GOAL OF THE EXERCISE:
Transcribe the material exactly. Images do not belong in the copy.

INPUT MATERIAL:
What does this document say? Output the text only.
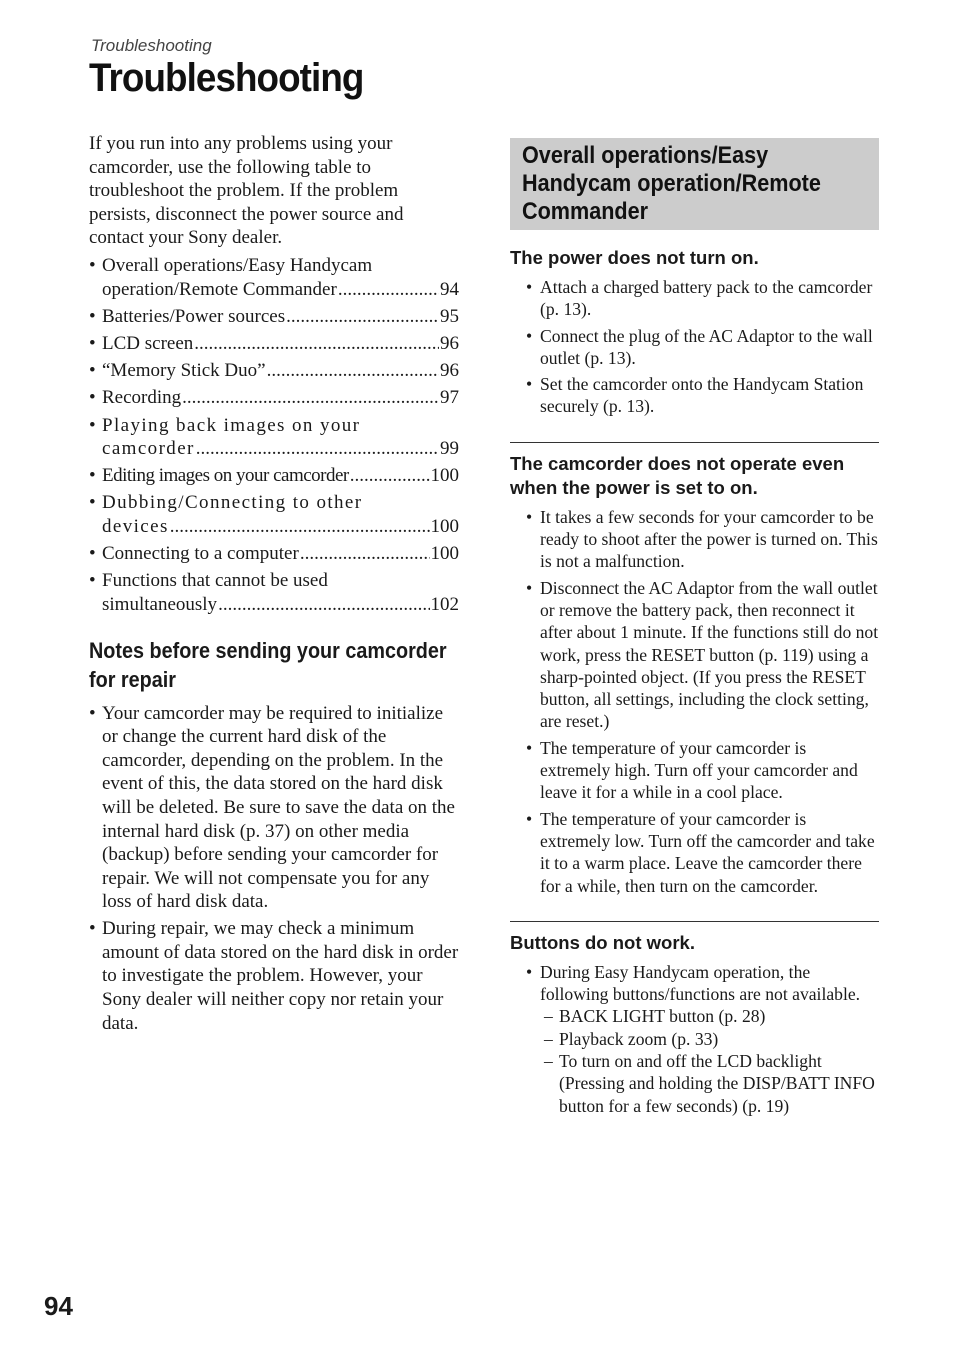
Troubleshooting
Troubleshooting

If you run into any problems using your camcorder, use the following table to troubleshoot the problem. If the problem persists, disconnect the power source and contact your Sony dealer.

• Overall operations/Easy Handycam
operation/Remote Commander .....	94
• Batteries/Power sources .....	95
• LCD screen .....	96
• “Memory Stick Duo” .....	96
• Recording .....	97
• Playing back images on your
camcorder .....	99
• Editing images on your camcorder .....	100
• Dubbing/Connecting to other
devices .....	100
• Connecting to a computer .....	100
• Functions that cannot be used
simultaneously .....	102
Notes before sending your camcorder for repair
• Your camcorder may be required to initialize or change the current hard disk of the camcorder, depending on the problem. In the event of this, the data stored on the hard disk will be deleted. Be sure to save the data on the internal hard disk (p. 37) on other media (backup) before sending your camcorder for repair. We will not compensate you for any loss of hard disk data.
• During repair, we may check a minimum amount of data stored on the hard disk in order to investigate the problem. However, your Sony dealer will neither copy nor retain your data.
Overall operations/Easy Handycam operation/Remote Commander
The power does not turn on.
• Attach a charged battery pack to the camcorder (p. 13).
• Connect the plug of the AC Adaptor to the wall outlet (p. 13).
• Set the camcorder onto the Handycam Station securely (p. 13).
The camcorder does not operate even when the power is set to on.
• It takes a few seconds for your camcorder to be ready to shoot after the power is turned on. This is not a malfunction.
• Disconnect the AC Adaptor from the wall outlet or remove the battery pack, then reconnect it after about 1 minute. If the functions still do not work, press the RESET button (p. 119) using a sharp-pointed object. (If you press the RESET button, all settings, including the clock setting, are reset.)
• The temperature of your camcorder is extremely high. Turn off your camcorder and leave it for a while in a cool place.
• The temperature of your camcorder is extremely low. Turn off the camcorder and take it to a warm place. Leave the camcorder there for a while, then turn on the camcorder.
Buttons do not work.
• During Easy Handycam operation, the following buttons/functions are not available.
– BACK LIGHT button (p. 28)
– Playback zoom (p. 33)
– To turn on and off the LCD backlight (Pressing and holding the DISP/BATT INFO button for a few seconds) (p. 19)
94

TASK RESPONSE:
What does this document say? Output the text only.
Troubleshooting
Troubleshooting

If you run into any problems using your camcorder, use the following table to troubleshoot the problem. If the problem persists, disconnect the power source and contact your Sony dealer.

• Overall operations/Easy Handycam
operation/Remote Commander .....	94
• Batteries/Power sources .....	95
• LCD screen .....	96
• “Memory Stick Duo” .....	96
• Recording .....	97
• Playing back images on your
camcorder .....	99
• Editing images on your camcorder .....	100
• Dubbing/Connecting to other
devices .....	100
• Connecting to a computer .....	100
• Functions that cannot be used
simultaneously .....	102
Notes before sending your camcorder for repair
• Your camcorder may be required to initialize or change the current hard disk of the camcorder, depending on the problem. In the event of this, the data stored on the hard disk will be deleted. Be sure to save the data on the internal hard disk (p. 37) on other media (backup) before sending your camcorder for repair. We will not compensate you for any loss of hard disk data.
• During repair, we may check a minimum amount of data stored on the hard disk in order to investigate the problem. However, your Sony dealer will neither copy nor retain your data.
Overall operations/Easy Handycam operation/Remote Commander
The power does not turn on.
• Attach a charged battery pack to the camcorder (p. 13).
• Connect the plug of the AC Adaptor to the wall outlet (p. 13).
• Set the camcorder onto the Handycam Station securely (p. 13).
The camcorder does not operate even when the power is set to on.
• It takes a few seconds for your camcorder to be ready to shoot after the power is turned on. This is not a malfunction.
• Disconnect the AC Adaptor from the wall outlet or remove the battery pack, then reconnect it after about 1 minute. If the functions still do not work, press the RESET button (p. 119) using a sharp-pointed object. (If you press the RESET button, all settings, including the clock setting, are reset.)
• The temperature of your camcorder is extremely high. Turn off your camcorder and leave it for a while in a cool place.
• The temperature of your camcorder is extremely low. Turn off the camcorder and take it to a warm place. Leave the camcorder there for a while, then turn on the camcorder.
Buttons do not work.
• During Easy Handycam operation, the following buttons/functions are not available.
– BACK LIGHT button (p. 28)
– Playback zoom (p. 33)
– To turn on and off the LCD backlight (Pressing and holding the DISP/BATT INFO button for a few seconds) (p. 19)
94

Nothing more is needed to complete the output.